▸ **Exercise**: Transcribe all of the material below exactly, line for line, leaving out the pictures.

[Some material]
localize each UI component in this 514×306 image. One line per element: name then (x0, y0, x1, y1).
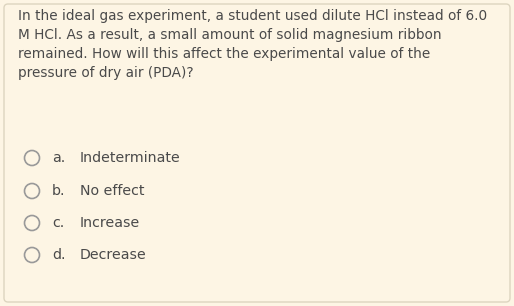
Ellipse shape (25, 248, 40, 263)
FancyBboxPatch shape (4, 4, 510, 302)
Text: M HCl. As a result, a small amount of solid magnesium ribbon: M HCl. As a result, a small amount of so… (18, 28, 442, 42)
Text: c.: c. (52, 216, 64, 230)
Text: Increase: Increase (80, 216, 140, 230)
Text: pressure of dry air (PDA)?: pressure of dry air (PDA)? (18, 66, 194, 80)
Text: No effect: No effect (80, 184, 144, 198)
Ellipse shape (25, 184, 40, 199)
Ellipse shape (25, 151, 40, 166)
Text: a.: a. (52, 151, 65, 165)
Text: b.: b. (52, 184, 65, 198)
Text: In the ideal gas experiment, a student used dilute HCl instead of 6.0: In the ideal gas experiment, a student u… (18, 9, 487, 23)
Text: Decrease: Decrease (80, 248, 147, 262)
Text: Indeterminate: Indeterminate (80, 151, 181, 165)
Text: d.: d. (52, 248, 65, 262)
Ellipse shape (25, 215, 40, 230)
Text: remained. How will this affect the experimental value of the: remained. How will this affect the exper… (18, 47, 430, 61)
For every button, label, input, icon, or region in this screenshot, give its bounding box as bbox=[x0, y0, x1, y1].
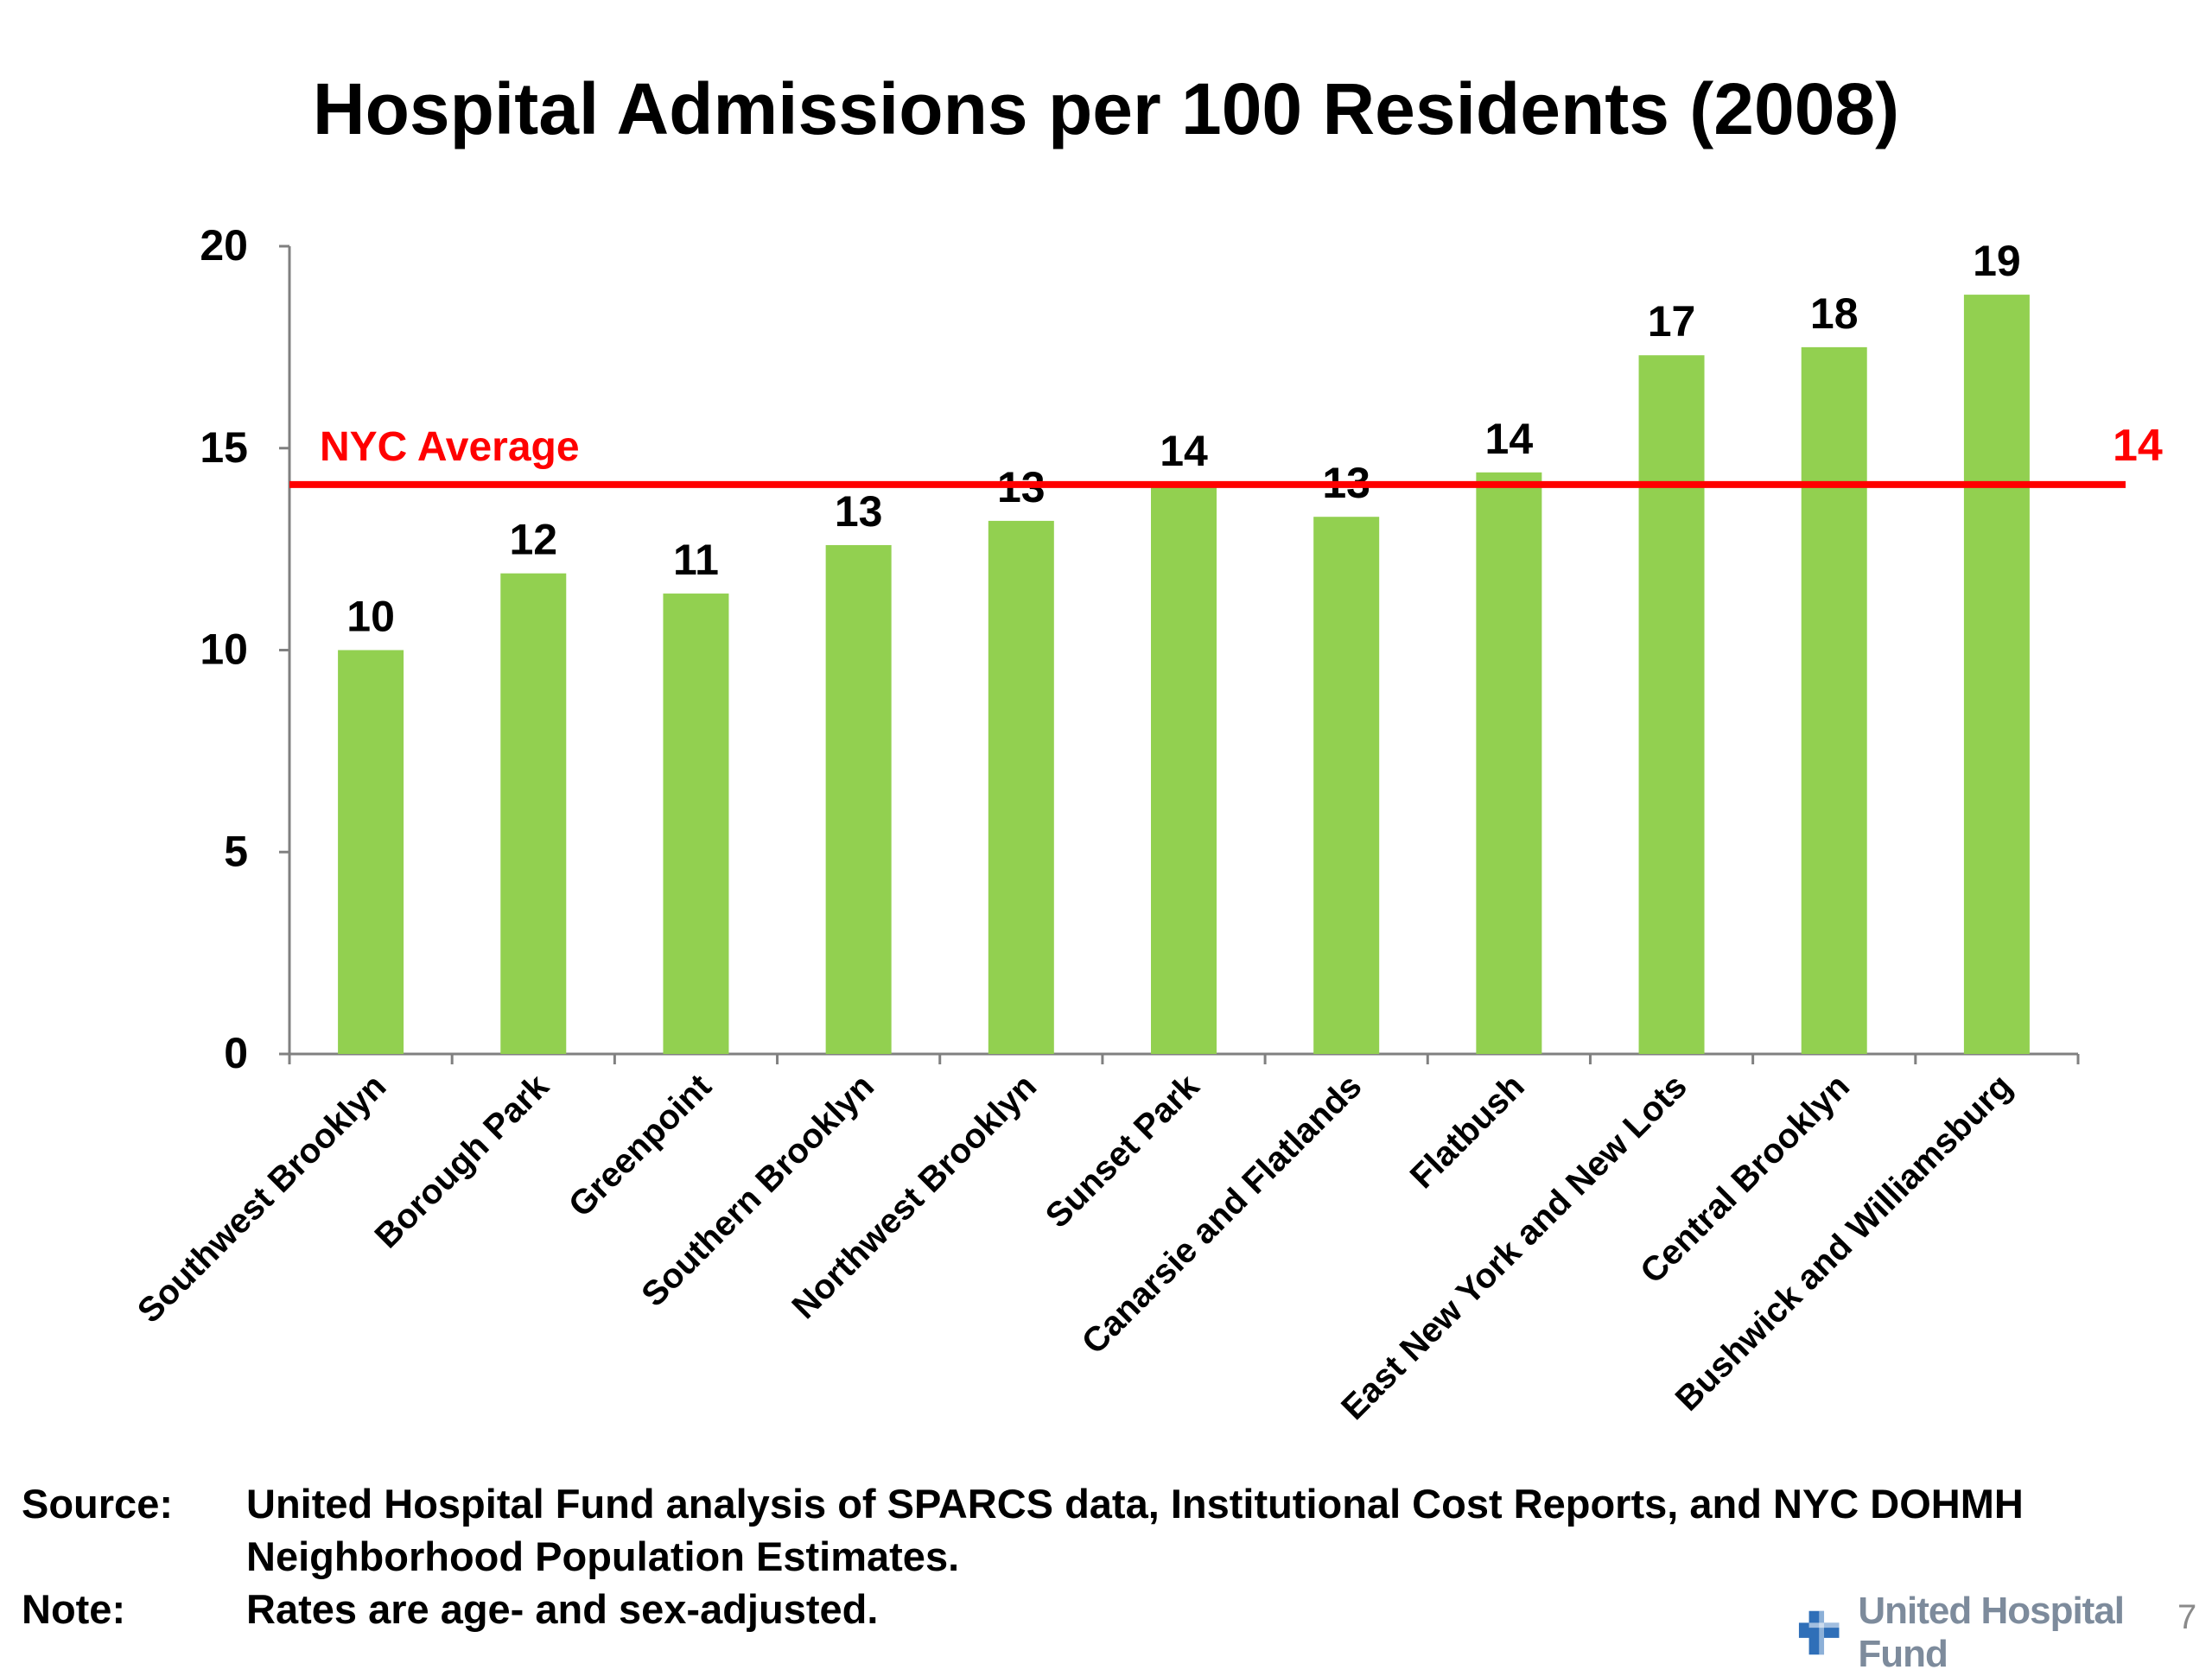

▸ **Expected output**:
localize each UI component in this 514×306 image. One line per element: name then (x0, y0, x1, y1).
Ellipse shape (25, 248, 40, 263)
FancyBboxPatch shape (4, 4, 510, 302)
Text: M HCl. As a result, a small amount of solid magnesium ribbon: M HCl. As a result, a small amount of so… (18, 28, 442, 42)
Text: c.: c. (52, 216, 64, 230)
Text: Increase: Increase (80, 216, 140, 230)
Text: pressure of dry air (PDA)?: pressure of dry air (PDA)? (18, 66, 194, 80)
Text: No effect: No effect (80, 184, 144, 198)
Ellipse shape (25, 184, 40, 199)
Ellipse shape (25, 151, 40, 166)
Text: a.: a. (52, 151, 65, 165)
Text: b.: b. (52, 184, 65, 198)
Text: In the ideal gas experiment, a student used dilute HCl instead of 6.0: In the ideal gas experiment, a student u… (18, 9, 487, 23)
Text: Decrease: Decrease (80, 248, 147, 262)
Text: Indeterminate: Indeterminate (80, 151, 181, 165)
Text: d.: d. (52, 248, 65, 262)
Ellipse shape (25, 215, 40, 230)
Text: remained. How will this affect the experimental value of the: remained. How will this affect the exper… (18, 47, 430, 61)
For every button, label, input, icon, or region in this screenshot, give its bounding box as bbox=[x0, y0, x1, y1].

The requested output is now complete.